## EXERCISE BRIEF
Say how many lines contain "text"; the answer is the number alone.

## AVAILABLE DATA

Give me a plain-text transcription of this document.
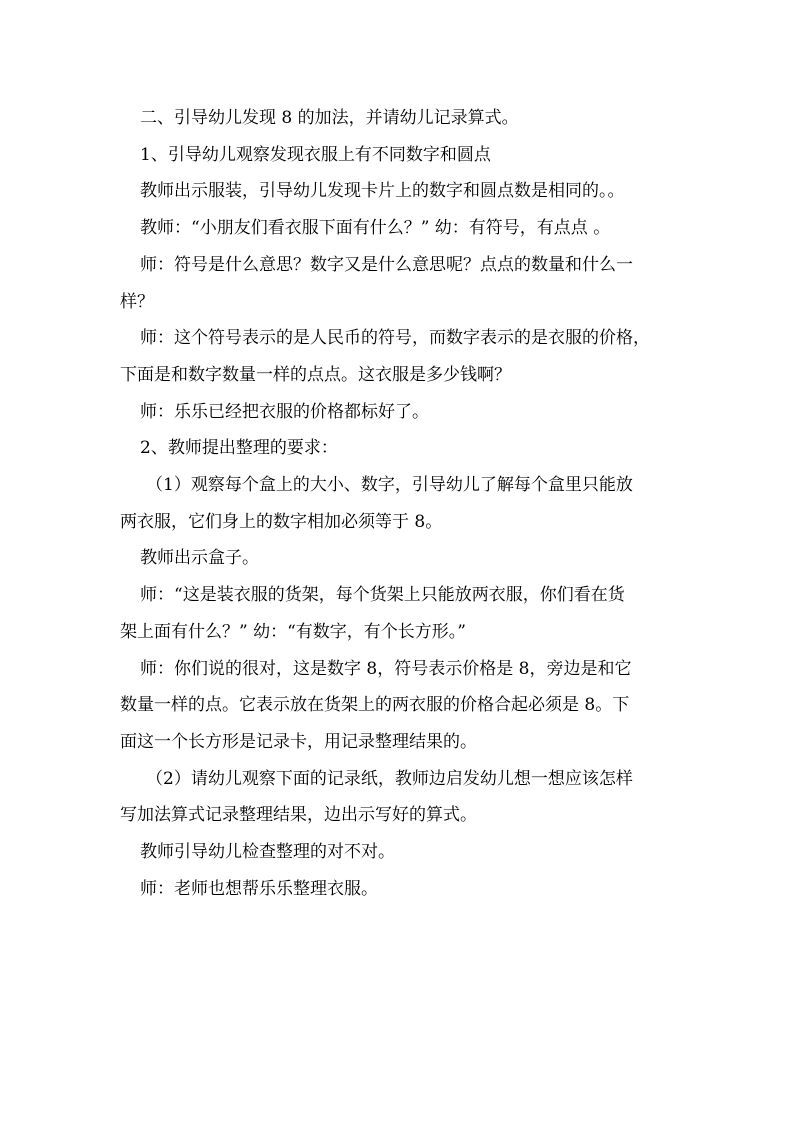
二、引导幼儿发现 8 的加法，并请幼儿记录算式。
1、引导幼儿观察发现衣服上有不同数字和圆点
教师出示服装，引导幼儿发现卡片上的数字和圆点数是相同的。。
教师：“小朋友们看衣服下面有什么？” 幼：有符号，有点点 。
师：符号是什么意思？数字又是什么意思呢？点点的数量和什么一
样？
师：这个符号表示的是人民币的符号，而数字表示的是衣服的价格，
下面是和数字数量一样的点点。这衣服是多少钱啊？
师：乐乐已经把衣服的价格都标好了。
2、教师提出整理的要求：
（1）观察每个盒上的大小、数字，引导幼儿了解每个盒里只能放
两衣服，它们身上的数字相加必须等于 8。
教师出示盒子。
师：“这是装衣服的货架，每个货架上只能放两衣服，你们看在货
架上面有什么？” 幼：“有数字，有个长方形。”
师：你们说的很对，这是数字 8，符号表示价格是 8，旁边是和它
数量一样的点。它表示放在货架上的两衣服的价格合起必须是 8。下
面这一个长方形是记录卡，用记录整理结果的。
（2）请幼儿观察下面的记录纸，教师边启发幼儿想一想应该怎样
写加法算式记录整理结果，边出示写好的算式。
教师引导幼儿检查整理的对不对。
师：老师也想帮乐乐整理衣服。
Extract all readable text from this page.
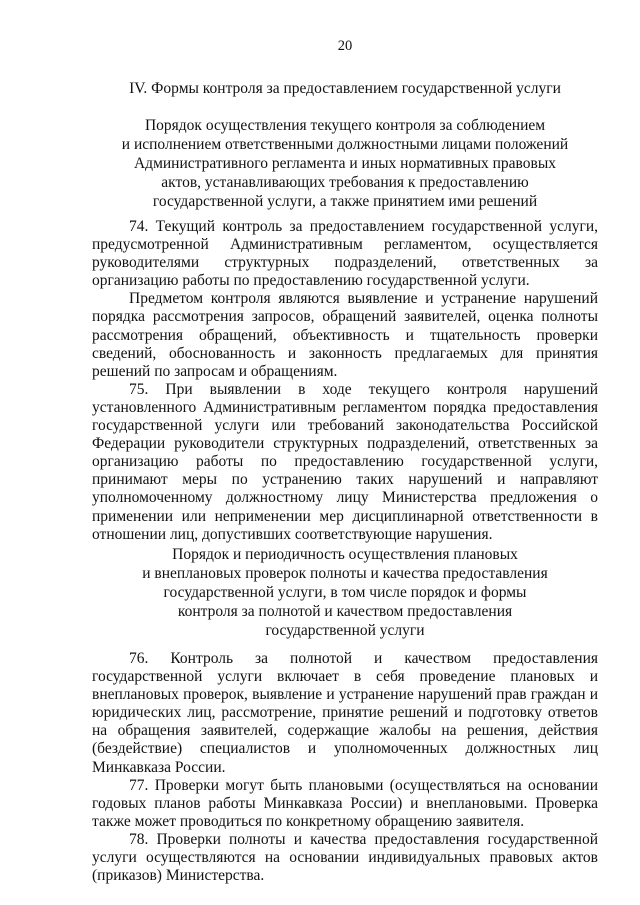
20
IV. Формы контроля за предоставлением государственной услуги
Порядок осуществления текущего контроля за соблюдением
и исполнением ответственными должностными лицами положений
Административного регламента и иных нормативных правовых
актов, устанавливающих требования к предоставлению
государственной услуги, а также принятием ими решений

74. Текущий контроль за предоставлением государственной услуги, предусмотренной Административным регламентом, осуществляется руководителями структурных подразделений, ответственных за организацию работы по предоставлению государственной услуги.

Предметом контроля являются выявление и устранение нарушений порядка рассмотрения запросов, обращений заявителей, оценка полноты рассмотрения обращений, объективность и тщательность проверки сведений, обоснованность и законность предлагаемых для принятия решений по запросам и обращениям.

75. При выявлении в ходе текущего контроля нарушений установленного Административным регламентом порядка предоставления государственной услуги или требований законодательства Российской Федерации руководители структурных подразделений, ответственных за организацию работы по предоставлению государственной услуги, принимают меры по устранению таких нарушений и направляют уполномоченному должностному лицу Министерства предложения о применении или неприменении мер дисциплинарной ответственности в отношении лиц, допустивших соответствующие нарушения.

Порядок и периодичность осуществления плановых
и внеплановых проверок полноты и качества предоставления
государственной услуги, в том числе порядок и формы
контроля за полнотой и качеством предоставления
государственной услуги

76. Контроль за полнотой и качеством предоставления государственной услуги включает в себя проведение плановых и внеплановых проверок, выявление и устранение нарушений прав граждан и юридических лиц, рассмотрение, принятие решений и подготовку ответов на обращения заявителей, содержащие жалобы на решения, действия (бездействие) специалистов и уполномоченных должностных лиц Минкавказа России.

77. Проверки могут быть плановыми (осуществляться на основании годовых планов работы Минкавказа России) и внеплановыми. Проверка также может проводиться по конкретному обращению заявителя.

78. Проверки полноты и качества предоставления государственной услуги осуществляются на основании индивидуальных правовых актов (приказов) Министерства.
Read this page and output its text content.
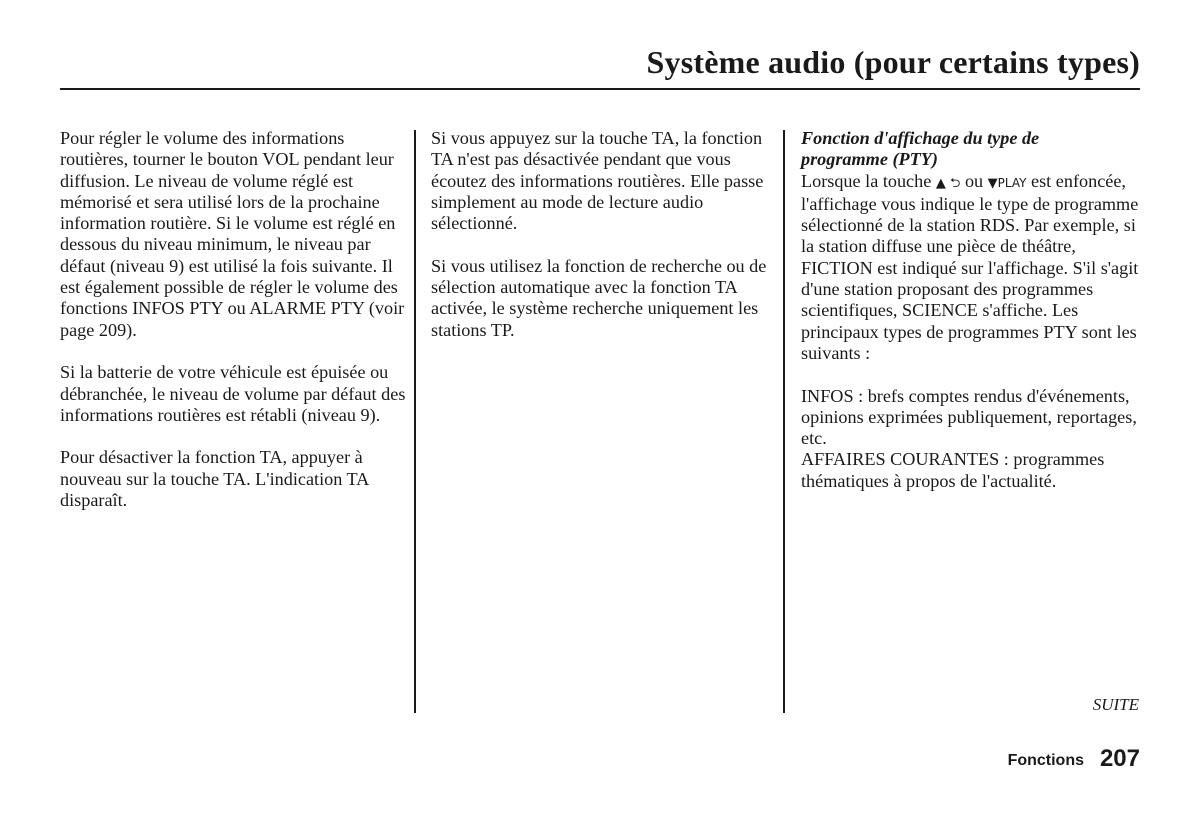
Système audio (pour certains types)

Pour régler le volume des informations routières, tourner le bouton VOL pendant leur diffusion. Le niveau de volume réglé est mémorisé et sera utilisé lors de la prochaine information routière. Si le volume est réglé en dessous du niveau minimum, le niveau par défaut (niveau 9) est utilisé la fois suivante. Il est également possible de régler le volume des fonctions INFOS PTY ou ALARME PTY (voir page 209).

Si la batterie de votre véhicule est épuisée ou débranchée, le niveau de volume par défaut des informations routières est rétabli (niveau 9).

Pour désactiver la fonction TA, appuyer à nouveau sur la touche TA. L'indication TA disparaît.

Si vous appuyez sur la touche TA, la fonction TA n'est pas désactivée pendant que vous écoutez des informations routières. Elle passe simplement au mode de lecture audio sélectionné.

Si vous utilisez la fonction de recherche ou de sélection automatique avec la fonction TA activée, le système recherche uniquement les stations TP.

Fonction d'affichage du type de
programme (PTY)

Lorsque la touche ▲ ⮌ ou ▼PLAY est enfoncée, l'affichage vous indique le type de programme sélectionné de la station RDS. Par exemple, si la station diffuse une pièce de théâtre, FICTION est indiqué sur l'affichage. S'il s'agit d'une station proposant des programmes scientifiques, SCIENCE s'affiche. Les principaux types de programmes PTY sont les suivants :

INFOS : brefs comptes rendus d'événements, opinions exprimées publiquement, reportages, etc.
AFFAIRES COURANTES : programmes thématiques à propos de l'actualité.

SUITE
Fonctions 207
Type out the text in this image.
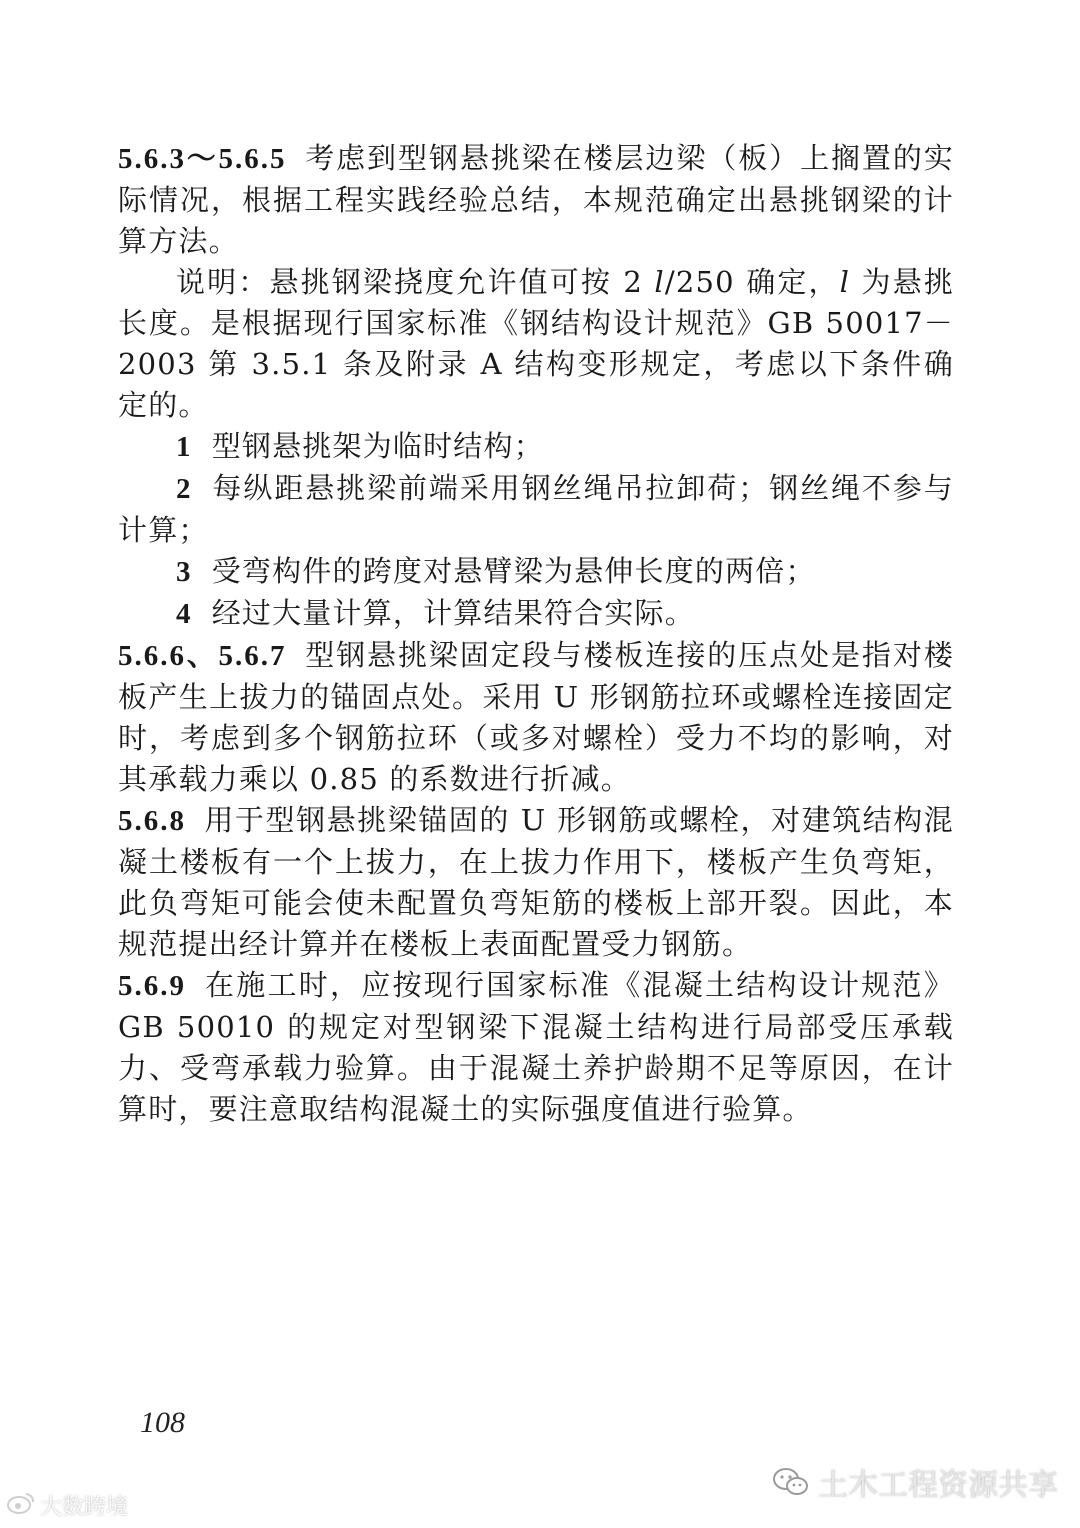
5.6.3～5.6.5 考虑到型钢悬挑梁在楼层边梁（板）上搁置的实际情况，根据工程实践经验总结，本规范确定出悬挑钢梁的计算方法。

说明：悬挑钢梁挠度允许值可按 2 l/250 确定，l 为悬挑长度。是根据现行国家标准《钢结构设计规范》GB 50017－2003 第 3.5.1 条及附录 A 结构变形规定，考虑以下条件确定的。

1 型钢悬挑架为临时结构；

2 每纵距悬挑梁前端采用钢丝绳吊拉卸荷；钢丝绳不参与计算；

3 受弯构件的跨度对悬臂梁为悬伸长度的两倍；

4 经过大量计算，计算结果符合实际。

5.6.6、5.6.7 型钢悬挑梁固定段与楼板连接的压点处是指对楼板产生上拔力的锚固点处。采用 U 形钢筋拉环或螺栓连接固定时，考虑到多个钢筋拉环（或多对螺栓）受力不均的影响，对其承载力乘以 0.85 的系数进行折减。

5.6.8 用于型钢悬挑梁锚固的 U 形钢筋或螺栓，对建筑结构混凝土楼板有一个上拔力，在上拔力作用下，楼板产生负弯矩，此负弯矩可能会使未配置负弯矩筋的楼板上部开裂。因此，本规范提出经计算并在楼板上表面配置受力钢筋。

5.6.9 在施工时，应按现行国家标准《混凝土结构设计规范》GB 50010 的规定对型钢梁下混凝土结构进行局部受压承载力、受弯承载力验算。由于混凝土养护龄期不足等原因，在计算时，要注意取结构混凝土的实际强度值进行验算。

108
大数跨境
土木工程资源共享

## OUTPUT
4